(Data records)
______

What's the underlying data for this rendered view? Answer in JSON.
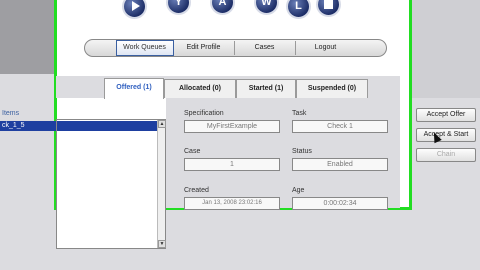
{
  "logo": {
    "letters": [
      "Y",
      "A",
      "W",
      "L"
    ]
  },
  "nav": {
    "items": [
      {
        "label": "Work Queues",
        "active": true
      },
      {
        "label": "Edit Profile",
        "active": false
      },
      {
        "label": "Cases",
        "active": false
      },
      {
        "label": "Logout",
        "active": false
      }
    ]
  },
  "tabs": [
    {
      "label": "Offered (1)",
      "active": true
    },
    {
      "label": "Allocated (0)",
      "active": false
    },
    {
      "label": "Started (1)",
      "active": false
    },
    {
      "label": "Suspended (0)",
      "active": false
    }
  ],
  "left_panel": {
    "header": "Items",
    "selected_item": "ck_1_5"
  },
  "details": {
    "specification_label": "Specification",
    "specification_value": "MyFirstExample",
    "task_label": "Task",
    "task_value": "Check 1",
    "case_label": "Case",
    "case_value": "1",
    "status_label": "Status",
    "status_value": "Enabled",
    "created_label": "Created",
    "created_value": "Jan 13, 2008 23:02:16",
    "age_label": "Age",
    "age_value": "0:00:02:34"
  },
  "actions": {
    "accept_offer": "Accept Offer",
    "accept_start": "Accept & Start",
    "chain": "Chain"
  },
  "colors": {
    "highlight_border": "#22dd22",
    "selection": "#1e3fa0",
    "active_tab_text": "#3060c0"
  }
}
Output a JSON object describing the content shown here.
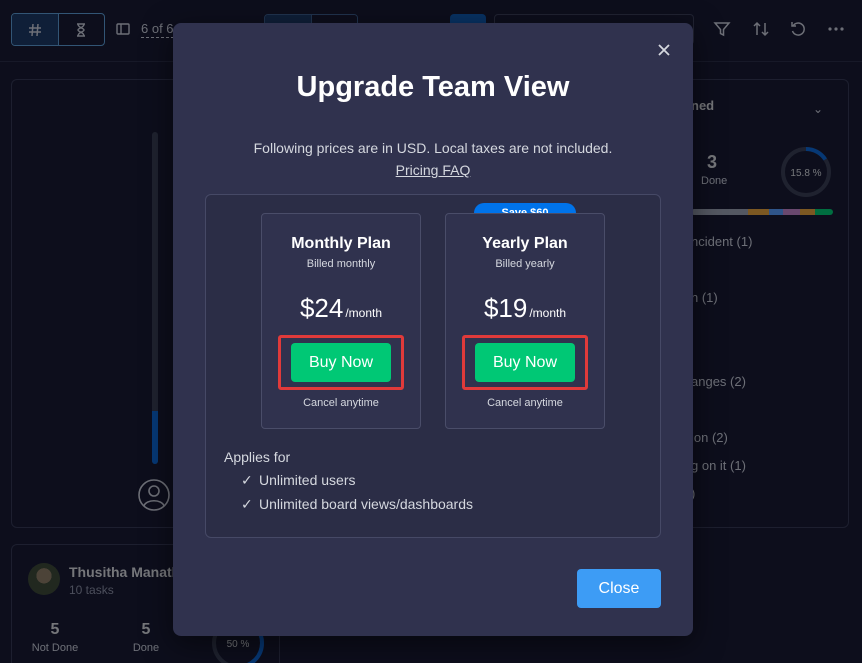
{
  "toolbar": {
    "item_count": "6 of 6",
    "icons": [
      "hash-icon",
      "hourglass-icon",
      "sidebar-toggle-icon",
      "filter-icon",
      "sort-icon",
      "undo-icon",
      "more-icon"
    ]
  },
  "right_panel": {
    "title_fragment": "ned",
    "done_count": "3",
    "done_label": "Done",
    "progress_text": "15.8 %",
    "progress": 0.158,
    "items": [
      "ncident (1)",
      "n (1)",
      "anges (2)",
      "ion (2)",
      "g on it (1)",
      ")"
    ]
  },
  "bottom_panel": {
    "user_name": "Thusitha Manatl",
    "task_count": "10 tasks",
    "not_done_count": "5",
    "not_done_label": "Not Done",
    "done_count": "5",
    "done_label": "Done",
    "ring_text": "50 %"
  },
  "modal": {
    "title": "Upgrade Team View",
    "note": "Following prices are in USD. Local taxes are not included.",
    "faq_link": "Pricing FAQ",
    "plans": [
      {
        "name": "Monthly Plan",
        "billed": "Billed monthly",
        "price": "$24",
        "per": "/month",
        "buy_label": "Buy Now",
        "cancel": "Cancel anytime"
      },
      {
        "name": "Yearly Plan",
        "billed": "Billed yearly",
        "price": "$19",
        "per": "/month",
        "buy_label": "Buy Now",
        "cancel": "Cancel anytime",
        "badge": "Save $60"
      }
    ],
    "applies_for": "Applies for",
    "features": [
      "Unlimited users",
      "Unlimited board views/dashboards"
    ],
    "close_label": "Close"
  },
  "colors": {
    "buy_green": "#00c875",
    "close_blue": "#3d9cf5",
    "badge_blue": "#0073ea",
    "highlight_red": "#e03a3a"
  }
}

______

| Aim of the task |
Using the listing above, gather each line that holds the string "JSON" and copy it.

| Response to this task |
What's the underlying data for this rendered view? Answer in JSON.
Output a JSON object describing the content shown here.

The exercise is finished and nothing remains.